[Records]
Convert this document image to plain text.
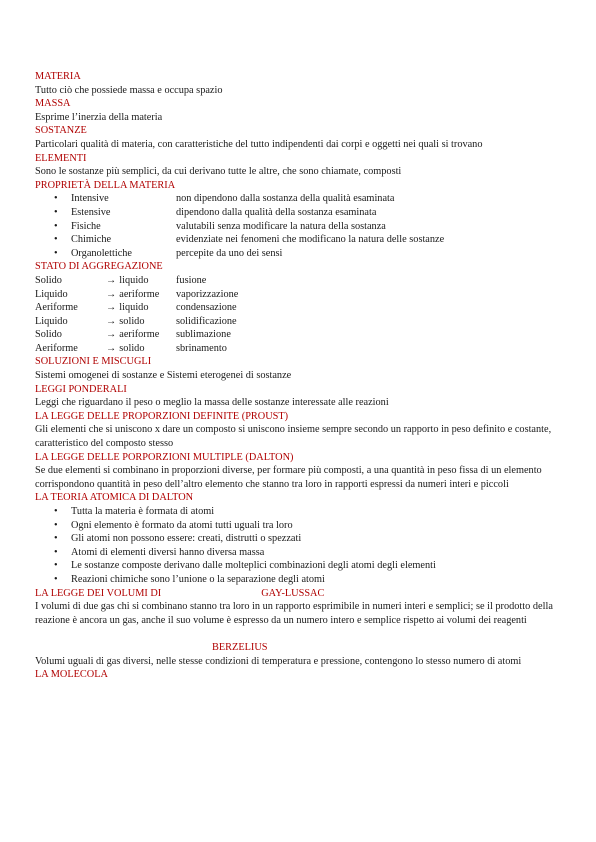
MATERIA

Tutto ciò che possiede massa e occupa spazio

MASSA

Esprime l’inerzia della materia

SOSTANZE

Particolari qualità di materia, con caratteristiche del tutto indipendenti dai corpi e oggetti nei quali si trovano

ELEMENTI

Sono le sostanze più semplici, da cui derivano tutte le altre, che sono chiamate, composti

PROPRIETÀ DELLA MATERIA
• Intensive	non dipendono dalla sostanza della qualità esaminata
• Estensive	dipendono dalla qualità della sostanza esaminata
• Fisiche	valutabili senza modificare la natura della sostanza
• Chimiche	evidenziate nei fenomeni che modificano la natura delle sostanze
• Organolettiche	percepite da uno dei sensi
STATO DI AGGREGAZIONE
Solido	→ liquido	fusione
Liquido	→ aeriforme	vaporizzazione
Aeriforme	→ liquido	condensazione
Liquido	→ solido	solidificazione
Solido	→ aeriforme	sublimazione
Aeriforme	→ solido	sbrinamento
SOLUZIONI E MISCUGLI

Sistemi omogenei di sostanze e Sistemi eterogenei di sostanze

LEGGI PONDERALI

Leggi che riguardano il peso o meglio la massa delle sostanze interessate alle reazioni

LA LEGGE DELLE PROPORZIONI DEFINITE (PROUST)

Gli elementi che si uniscono x dare un composto si uniscono insieme sempre secondo un rapporto in peso definito e costante, caratteristico del composto stesso

LA LEGGE DELLE PORPORZIONI MULTIPLE (DALTON)

Se due elementi si combinano in proporzioni diverse, per formare più composti, a una quantità in peso fissa di un elemento corrispondono quantità in peso dell’altro elemento che stanno tra loro in rapporti espressi da numeri interi e piccoli

LA TEORIA ATOMICA DI DALTON
• Tutta la materia è formata di atomi
• Ogni elemento è formato da atomi tutti uguali tra loro
• Gli atomi non possono essere: creati, distrutti o spezzati
• Atomi di elementi diversi hanno diversa massa
• Le sostanze composte derivano dalle molteplici combinazioni degli atomi degli elementi
• Reazioni chimiche sono l’unione o la separazione degli atomi
LA LEGGE DEI VOLUMI DI	GAY-LUSSAC

I volumi di due gas chi si combinano stanno tra loro in un rapporto esprimibile in numeri interi e semplici; se il prodotto della reazione è ancora un gas, anche il suo volume è espresso da un numero intero e semplice rispetto ai volumi dei reagenti

BERZELIUS

Volumi uguali di gas diversi, nelle stesse condizioni di temperatura e pressione, contengono lo stesso numero di atomi

LA MOLECOLA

- GIVEN REQUEST
Retype each entry precisely. Skip images entirely.

- EXERCISE RESPONSE
Convert this document image to plain text.
MATERIA

Tutto ciò che possiede massa e occupa spazio

MASSA

Esprime l’inerzia della materia

SOSTANZE

Particolari qualità di materia, con caratteristiche del tutto indipendenti dai corpi e oggetti nei quali si trovano

ELEMENTI

Sono le sostanze più semplici, da cui derivano tutte le altre, che sono chiamate, composti

PROPRIETÀ DELLA MATERIA
• Intensive	non dipendono dalla sostanza della qualità esaminata
• Estensive	dipendono dalla qualità della sostanza esaminata
• Fisiche	valutabili senza modificare la natura della sostanza
• Chimiche	evidenziate nei fenomeni che modificano la natura delle sostanze
• Organolettiche	percepite da uno dei sensi
STATO DI AGGREGAZIONE
Solido	→ liquido	fusione
Liquido	→ aeriforme	vaporizzazione
Aeriforme	→ liquido	condensazione
Liquido	→ solido	solidificazione
Solido	→ aeriforme	sublimazione
Aeriforme	→ solido	sbrinamento
SOLUZIONI E MISCUGLI

Sistemi omogenei di sostanze e Sistemi eterogenei di sostanze

LEGGI PONDERALI

Leggi che riguardano il peso o meglio la massa delle sostanze interessate alle reazioni

LA LEGGE DELLE PROPORZIONI DEFINITE (PROUST)

Gli elementi che si uniscono x dare un composto si uniscono insieme sempre secondo un rapporto in peso definito e costante, caratteristico del composto stesso

LA LEGGE DELLE PORPORZIONI MULTIPLE (DALTON)

Se due elementi si combinano in proporzioni diverse, per formare più composti, a una quantità in peso fissa di un elemento corrispondono quantità in peso dell’altro elemento che stanno tra loro in rapporti espressi da numeri interi e piccoli

LA TEORIA ATOMICA DI DALTON
• Tutta la materia è formata di atomi
• Ogni elemento è formato da atomi tutti uguali tra loro
• Gli atomi non possono essere: creati, distrutti o spezzati
• Atomi di elementi diversi hanno diversa massa
• Le sostanze composte derivano dalle molteplici combinazioni degli atomi degli elementi
• Reazioni chimiche sono l’unione o la separazione degli atomi
LA LEGGE DEI VOLUMI DI	GAY-LUSSAC

I volumi di due gas chi si combinano stanno tra loro in un rapporto esprimibile in numeri interi e semplici; se il prodotto della reazione è ancora un gas, anche il suo volume è espresso da un numero intero e semplice rispetto ai volumi dei reagenti

BERZELIUS

Volumi uguali di gas diversi, nelle stesse condizioni di temperatura e pressione, contengono lo stesso numero di atomi

LA MOLECOLA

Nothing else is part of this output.